→ **Brief A**
Reproduce the review below word for word, from its first line to its last.

→ **Page**
On Empire: America, War, and Global Supremacy
by Eric Hobsbawm
Pantheon, 97 pp., $19.95
Day of Empire: How Hyperpowers Rise to Global Dominance—and Why They Fall
by Amy Chua
Doubleday, 396 pp., $27.95
The Second World: Empires and Influence in the New Global Order
by Parag Khanna
Random House, 466 pp., $29.00
The Post-American World
by Fareed Zakaria
Norton, 292 pp., $25.95
The Return of History and the End of Dreams
by Robert Kagan
Knopf, 116 pp., $19.95
From time to time during the Bush administration there have been outbreaks of nostalgia for the days when lonely district commissioners ruled hundreds of square miles of British Africa, and a small number of civil servants and local magistrates managed the affairs of 350 million subcontinental Indians. The explanation is not hard to find: the memory of imperial order contrasts favorably with such recent events as genocide in Rwanda, continuous civil war in the Congo, and the horrors of Iraq under Saddam Hussein and after. The Roman imperium brought the P ax Romana to Europe, Asia Minor, and North Africa; and at its height the British Empire controlled a quarter of the land area of the globe and a quarter of its inhabitants. The spectacle of global disorder excites a desire for global government. The target of these longings is inevitably the United States.
Setting aside the problem of how peaceful the Pax Britannica truly was, and how far the empire’s subjects—or the majority of the British themselves—benefited from its existence, this hankering after a world made safe by a benign imperialism raises a very large question. Could the United States replicate the Victorian British Empire and establish a Pax Americana? Five years into the horrors of the failed invasion of Iraq, with two million refugees having left the country, it is hardly a surprise that the almost unanimous answer is No.

→ **Brief B**
Rewrite the records from the line containing "List every element" through the line containing "page-button-current[interactable]: 1 bbox=[1809, 783, 1853, 833]", changing "pencil-icon" to "edit-icon" and leaving everything else the same. Return only those lines.

→ **Material provided**

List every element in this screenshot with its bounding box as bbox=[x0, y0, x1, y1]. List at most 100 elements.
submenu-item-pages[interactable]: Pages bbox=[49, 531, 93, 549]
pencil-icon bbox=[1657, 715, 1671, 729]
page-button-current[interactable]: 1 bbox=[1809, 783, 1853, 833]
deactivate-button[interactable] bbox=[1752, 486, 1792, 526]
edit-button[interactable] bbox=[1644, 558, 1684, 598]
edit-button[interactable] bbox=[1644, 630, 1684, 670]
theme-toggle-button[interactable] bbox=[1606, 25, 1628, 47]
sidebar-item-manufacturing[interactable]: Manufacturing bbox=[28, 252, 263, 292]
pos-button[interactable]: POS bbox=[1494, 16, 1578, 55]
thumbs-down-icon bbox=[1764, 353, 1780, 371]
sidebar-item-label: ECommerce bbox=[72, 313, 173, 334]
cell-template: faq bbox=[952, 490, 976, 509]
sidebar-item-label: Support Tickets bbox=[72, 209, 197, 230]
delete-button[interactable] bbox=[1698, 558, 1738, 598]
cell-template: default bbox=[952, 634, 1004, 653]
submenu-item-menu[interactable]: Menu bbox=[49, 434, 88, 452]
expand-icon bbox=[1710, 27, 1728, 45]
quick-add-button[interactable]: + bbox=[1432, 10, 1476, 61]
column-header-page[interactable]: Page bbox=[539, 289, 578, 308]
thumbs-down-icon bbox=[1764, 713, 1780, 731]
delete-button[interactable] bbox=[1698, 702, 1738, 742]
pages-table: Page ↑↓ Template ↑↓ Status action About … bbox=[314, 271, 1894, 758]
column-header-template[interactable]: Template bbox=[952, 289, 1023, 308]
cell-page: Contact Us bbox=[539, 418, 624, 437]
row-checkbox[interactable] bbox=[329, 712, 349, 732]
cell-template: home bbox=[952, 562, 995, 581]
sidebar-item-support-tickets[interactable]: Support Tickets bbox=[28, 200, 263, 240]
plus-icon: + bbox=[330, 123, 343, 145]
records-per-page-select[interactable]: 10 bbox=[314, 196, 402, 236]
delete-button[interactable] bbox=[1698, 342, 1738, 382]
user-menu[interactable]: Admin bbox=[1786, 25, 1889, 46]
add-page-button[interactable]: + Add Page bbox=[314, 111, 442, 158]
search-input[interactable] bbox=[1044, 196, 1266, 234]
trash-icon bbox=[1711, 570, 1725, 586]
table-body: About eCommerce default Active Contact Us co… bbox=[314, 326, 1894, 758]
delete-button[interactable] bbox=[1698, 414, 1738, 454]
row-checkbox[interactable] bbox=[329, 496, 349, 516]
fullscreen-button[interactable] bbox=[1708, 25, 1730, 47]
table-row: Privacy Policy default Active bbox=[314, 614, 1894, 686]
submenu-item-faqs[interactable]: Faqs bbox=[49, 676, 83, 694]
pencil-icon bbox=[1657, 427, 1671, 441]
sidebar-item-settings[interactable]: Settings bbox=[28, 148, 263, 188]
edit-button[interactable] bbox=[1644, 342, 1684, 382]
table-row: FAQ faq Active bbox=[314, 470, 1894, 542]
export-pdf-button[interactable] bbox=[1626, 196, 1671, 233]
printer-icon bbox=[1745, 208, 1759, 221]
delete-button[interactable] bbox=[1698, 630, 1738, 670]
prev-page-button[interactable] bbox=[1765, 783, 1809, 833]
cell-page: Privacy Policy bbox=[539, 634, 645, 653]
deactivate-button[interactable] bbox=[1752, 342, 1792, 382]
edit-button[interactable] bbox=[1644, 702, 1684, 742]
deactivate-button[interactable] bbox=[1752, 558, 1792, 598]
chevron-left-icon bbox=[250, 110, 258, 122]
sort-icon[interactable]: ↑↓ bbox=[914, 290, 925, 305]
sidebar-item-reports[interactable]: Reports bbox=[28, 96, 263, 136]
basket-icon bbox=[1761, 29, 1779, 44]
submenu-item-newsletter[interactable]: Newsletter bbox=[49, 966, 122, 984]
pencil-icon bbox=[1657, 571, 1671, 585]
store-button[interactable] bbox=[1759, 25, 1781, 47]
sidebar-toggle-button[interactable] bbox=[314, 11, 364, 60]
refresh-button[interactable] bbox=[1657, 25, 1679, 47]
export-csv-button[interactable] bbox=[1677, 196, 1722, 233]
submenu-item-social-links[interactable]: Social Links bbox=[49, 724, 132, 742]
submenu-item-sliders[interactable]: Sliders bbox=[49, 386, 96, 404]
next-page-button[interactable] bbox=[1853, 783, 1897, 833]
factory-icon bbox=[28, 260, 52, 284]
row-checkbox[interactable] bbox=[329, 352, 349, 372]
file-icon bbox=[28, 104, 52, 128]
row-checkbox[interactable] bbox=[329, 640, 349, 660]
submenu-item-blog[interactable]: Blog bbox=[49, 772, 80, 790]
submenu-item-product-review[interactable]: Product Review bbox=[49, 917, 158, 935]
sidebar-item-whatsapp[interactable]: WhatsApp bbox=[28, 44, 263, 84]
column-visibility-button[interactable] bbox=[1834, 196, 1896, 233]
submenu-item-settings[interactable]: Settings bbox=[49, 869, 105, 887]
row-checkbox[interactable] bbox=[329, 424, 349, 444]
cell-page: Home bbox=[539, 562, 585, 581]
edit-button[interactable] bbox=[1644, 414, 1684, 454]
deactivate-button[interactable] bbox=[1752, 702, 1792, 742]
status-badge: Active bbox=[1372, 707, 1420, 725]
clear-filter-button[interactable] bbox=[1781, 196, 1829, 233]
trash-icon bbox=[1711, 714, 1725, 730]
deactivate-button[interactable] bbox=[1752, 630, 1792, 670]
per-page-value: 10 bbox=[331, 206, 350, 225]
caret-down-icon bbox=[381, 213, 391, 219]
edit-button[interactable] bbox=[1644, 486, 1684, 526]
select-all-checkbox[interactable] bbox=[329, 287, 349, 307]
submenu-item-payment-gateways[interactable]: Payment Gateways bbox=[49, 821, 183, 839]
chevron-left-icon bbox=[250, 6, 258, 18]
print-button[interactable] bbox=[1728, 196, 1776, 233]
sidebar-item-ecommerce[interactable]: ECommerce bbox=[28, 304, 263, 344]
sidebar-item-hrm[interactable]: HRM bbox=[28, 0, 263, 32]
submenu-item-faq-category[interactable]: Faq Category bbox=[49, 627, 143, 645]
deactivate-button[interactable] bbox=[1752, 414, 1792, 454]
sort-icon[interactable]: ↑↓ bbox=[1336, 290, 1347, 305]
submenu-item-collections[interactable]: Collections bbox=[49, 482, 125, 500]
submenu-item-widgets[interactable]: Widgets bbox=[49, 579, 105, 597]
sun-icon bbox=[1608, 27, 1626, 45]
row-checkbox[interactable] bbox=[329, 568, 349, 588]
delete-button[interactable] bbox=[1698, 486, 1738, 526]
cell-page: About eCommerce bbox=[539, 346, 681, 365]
...
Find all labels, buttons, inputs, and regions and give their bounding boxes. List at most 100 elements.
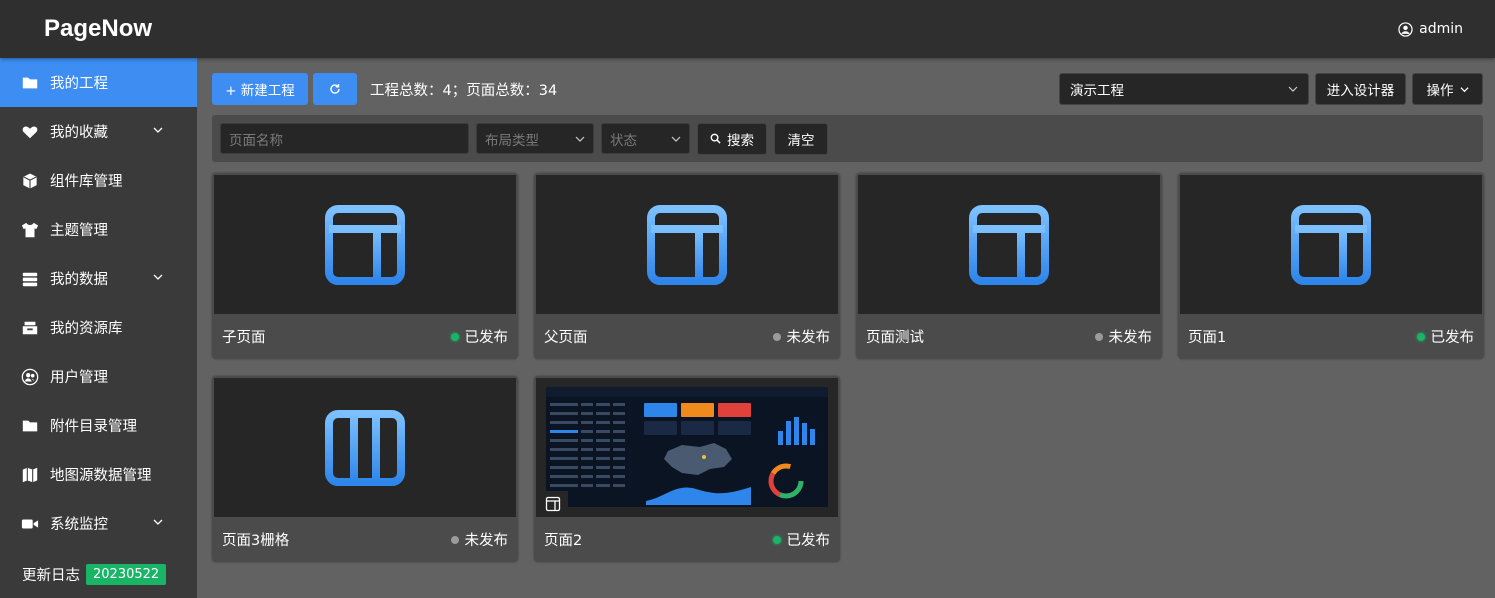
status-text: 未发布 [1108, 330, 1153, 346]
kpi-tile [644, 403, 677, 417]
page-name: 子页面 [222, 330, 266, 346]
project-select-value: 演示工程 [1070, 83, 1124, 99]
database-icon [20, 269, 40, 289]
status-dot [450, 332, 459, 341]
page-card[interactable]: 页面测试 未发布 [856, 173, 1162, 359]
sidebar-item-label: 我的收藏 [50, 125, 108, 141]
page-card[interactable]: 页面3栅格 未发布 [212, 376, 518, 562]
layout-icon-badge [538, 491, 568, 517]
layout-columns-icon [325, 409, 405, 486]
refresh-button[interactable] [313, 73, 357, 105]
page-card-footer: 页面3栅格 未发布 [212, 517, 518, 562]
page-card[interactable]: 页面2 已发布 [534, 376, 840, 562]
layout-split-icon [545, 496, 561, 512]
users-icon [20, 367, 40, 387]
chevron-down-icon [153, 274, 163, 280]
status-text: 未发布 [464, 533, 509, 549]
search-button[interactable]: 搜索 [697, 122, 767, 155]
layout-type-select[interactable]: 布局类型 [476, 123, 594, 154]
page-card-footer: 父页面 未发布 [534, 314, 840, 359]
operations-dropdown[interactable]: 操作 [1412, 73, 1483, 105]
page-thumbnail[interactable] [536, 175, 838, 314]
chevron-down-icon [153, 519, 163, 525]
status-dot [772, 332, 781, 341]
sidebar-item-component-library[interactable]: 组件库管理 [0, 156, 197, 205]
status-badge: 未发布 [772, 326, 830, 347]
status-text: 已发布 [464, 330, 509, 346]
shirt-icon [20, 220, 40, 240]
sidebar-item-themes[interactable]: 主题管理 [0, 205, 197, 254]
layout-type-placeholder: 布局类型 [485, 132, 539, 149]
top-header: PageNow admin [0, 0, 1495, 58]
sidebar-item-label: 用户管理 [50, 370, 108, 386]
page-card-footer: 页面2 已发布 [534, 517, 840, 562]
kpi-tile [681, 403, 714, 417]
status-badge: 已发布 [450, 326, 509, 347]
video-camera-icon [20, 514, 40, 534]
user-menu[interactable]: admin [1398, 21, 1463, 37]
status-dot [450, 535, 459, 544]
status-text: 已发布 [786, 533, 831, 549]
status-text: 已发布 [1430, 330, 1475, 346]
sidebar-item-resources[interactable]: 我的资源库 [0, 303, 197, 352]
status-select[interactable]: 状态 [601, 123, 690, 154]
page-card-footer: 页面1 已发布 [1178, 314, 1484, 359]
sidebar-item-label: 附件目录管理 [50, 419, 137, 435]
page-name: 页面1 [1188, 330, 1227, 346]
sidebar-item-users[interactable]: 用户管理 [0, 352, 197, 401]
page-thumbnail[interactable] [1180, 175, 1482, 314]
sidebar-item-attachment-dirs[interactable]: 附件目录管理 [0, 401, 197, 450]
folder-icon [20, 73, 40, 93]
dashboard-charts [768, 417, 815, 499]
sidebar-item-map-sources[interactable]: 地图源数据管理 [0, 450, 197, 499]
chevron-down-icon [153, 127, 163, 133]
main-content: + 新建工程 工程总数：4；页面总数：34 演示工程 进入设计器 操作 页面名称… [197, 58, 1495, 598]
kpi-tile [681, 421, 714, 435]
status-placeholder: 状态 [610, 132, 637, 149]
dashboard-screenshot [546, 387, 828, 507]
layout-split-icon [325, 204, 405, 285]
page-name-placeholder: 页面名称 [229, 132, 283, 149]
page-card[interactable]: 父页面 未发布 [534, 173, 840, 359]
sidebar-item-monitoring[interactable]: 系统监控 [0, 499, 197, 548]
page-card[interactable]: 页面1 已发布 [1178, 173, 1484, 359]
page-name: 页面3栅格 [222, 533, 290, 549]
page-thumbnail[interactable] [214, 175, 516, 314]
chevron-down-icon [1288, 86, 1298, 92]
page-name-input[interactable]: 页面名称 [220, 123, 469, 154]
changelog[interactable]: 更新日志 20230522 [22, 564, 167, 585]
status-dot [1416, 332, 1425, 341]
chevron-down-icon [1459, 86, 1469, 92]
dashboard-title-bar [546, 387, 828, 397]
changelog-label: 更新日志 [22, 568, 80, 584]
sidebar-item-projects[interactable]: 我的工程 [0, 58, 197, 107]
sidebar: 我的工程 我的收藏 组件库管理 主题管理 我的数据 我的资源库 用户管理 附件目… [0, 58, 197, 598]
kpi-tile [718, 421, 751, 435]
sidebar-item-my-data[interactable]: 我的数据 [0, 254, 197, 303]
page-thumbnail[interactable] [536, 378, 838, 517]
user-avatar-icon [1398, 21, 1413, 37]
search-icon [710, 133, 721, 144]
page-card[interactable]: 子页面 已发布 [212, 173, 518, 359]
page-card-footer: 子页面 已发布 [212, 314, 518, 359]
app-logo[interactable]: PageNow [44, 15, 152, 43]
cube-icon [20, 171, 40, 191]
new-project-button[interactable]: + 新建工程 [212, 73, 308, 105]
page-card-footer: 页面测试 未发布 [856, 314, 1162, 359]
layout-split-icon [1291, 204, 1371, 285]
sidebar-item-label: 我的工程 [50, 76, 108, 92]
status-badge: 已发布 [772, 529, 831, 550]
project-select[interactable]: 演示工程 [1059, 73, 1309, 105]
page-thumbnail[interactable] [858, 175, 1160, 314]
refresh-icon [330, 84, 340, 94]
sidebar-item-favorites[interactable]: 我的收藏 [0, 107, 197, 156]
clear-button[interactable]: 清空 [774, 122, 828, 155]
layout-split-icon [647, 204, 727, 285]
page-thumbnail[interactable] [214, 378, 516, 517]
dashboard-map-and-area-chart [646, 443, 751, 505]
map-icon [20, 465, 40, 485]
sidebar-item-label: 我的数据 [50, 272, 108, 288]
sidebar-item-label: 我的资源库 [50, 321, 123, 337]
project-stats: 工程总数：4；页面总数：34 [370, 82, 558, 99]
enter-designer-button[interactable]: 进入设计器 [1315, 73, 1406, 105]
==
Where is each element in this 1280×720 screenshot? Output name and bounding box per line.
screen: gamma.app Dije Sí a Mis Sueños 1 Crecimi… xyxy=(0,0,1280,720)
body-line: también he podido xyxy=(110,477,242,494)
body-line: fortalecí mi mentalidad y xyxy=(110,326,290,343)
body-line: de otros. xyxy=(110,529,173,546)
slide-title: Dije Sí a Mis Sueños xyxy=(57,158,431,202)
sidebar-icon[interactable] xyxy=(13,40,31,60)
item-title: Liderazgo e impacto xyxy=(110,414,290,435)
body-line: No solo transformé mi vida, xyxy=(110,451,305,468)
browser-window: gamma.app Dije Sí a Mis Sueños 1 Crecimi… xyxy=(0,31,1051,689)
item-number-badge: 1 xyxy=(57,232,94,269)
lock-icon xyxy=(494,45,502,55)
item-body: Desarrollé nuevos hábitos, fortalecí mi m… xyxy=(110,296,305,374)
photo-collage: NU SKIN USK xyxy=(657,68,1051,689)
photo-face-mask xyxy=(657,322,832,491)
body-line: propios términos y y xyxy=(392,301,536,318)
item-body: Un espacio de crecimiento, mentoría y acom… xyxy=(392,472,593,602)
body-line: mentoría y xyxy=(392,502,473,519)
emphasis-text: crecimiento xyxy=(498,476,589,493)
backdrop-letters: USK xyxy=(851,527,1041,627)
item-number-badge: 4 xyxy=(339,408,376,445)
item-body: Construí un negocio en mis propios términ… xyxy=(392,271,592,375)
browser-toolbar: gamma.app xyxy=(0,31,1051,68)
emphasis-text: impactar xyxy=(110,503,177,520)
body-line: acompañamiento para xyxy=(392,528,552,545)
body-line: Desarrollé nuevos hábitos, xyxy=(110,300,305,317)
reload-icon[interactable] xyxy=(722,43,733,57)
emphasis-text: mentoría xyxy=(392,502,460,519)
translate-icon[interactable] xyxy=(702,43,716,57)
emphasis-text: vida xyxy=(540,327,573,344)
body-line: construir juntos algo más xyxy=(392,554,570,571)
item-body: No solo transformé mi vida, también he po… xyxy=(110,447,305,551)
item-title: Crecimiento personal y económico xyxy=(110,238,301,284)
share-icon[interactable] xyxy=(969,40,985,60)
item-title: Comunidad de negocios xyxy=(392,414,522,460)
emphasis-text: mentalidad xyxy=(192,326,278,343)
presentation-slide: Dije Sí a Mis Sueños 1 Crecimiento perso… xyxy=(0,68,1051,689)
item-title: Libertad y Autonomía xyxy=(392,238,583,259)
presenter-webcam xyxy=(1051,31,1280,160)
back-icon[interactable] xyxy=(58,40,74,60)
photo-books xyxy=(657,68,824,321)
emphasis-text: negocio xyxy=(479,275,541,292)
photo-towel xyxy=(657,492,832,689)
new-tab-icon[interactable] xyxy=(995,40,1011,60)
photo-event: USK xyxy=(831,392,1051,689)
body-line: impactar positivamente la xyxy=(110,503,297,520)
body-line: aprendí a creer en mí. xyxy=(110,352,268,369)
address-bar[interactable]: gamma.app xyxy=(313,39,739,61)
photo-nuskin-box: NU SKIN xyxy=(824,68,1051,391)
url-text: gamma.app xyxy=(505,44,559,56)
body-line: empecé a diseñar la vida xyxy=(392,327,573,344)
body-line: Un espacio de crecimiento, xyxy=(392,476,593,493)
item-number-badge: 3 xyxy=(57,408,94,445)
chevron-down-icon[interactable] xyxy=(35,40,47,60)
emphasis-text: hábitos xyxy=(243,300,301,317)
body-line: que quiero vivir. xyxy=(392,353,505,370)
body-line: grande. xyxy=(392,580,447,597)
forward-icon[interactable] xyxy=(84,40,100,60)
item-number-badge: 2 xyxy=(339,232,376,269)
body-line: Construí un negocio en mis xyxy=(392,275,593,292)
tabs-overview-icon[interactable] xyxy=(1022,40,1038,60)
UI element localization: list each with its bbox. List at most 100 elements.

→ **Worked solution A**
On Empire: America, War, and Global Supremacy
by Eric Hobsbawm
Pantheon, 97 pp., $19.95
Day of Empire: How Hyperpowers Rise to Global Dominance—and Why They Fall
by Amy Chua
Doubleday, 396 pp., $27.95
The Second World: Empires and Influence in the New Global Order
by Parag Khanna
Random House, 466 pp., $29.00
The Post-American World
by Fareed Zakaria
Norton, 292 pp., $25.95
The Return of History and the End of Dreams
by Robert Kagan
Knopf, 116 pp., $19.95
From time to time during the Bush administration there have been outbreaks of nostalgia for the days when lonely district commissioners ruled hundreds of square miles of British Africa, and a small number of civil servants and local magistrates managed the affairs of 350 million subcontinental Indians. The explanation is not hard to find: the memory of imperial order contrasts favorably with such recent events as genocide in Rwanda, continuous civil war in the Congo, and the horrors of Iraq under Saddam Hussein and after. The Roman imperium brought the P ax Romana to Europe, Asia Minor, and North Africa; and at its height the British Empire controlled a quarter of the land area of the globe and a quarter of its inhabitants. The spectacle of global disorder excites a desire for global government. The target of these longings is inevitably the United States.
Setting aside the problem of how peaceful the Pax Britannica truly was, and how far the empire’s subjects—or the majority of the British themselves—benefited from its existence, this hankering after a world made safe by a benign imperialism raises a very large question. Could the United States replicate the Victorian British Empire and establish a Pax Americana? Five years into the horrors of the failed invasion of Iraq, with two million refugees having left the country, it is hardly a surprise that the almost unanimous answer is No.

→ **Worked solution B**
List every element in this screenshot with its bounding box as bbox=[x0, y0, x1, y1]. List at most 100 elements.
submenu-item-pages[interactable]: Pages bbox=[49, 531, 93, 549]
edit-icon bbox=[1657, 715, 1671, 729]
page-button-current[interactable]: 1 bbox=[1809, 783, 1853, 833]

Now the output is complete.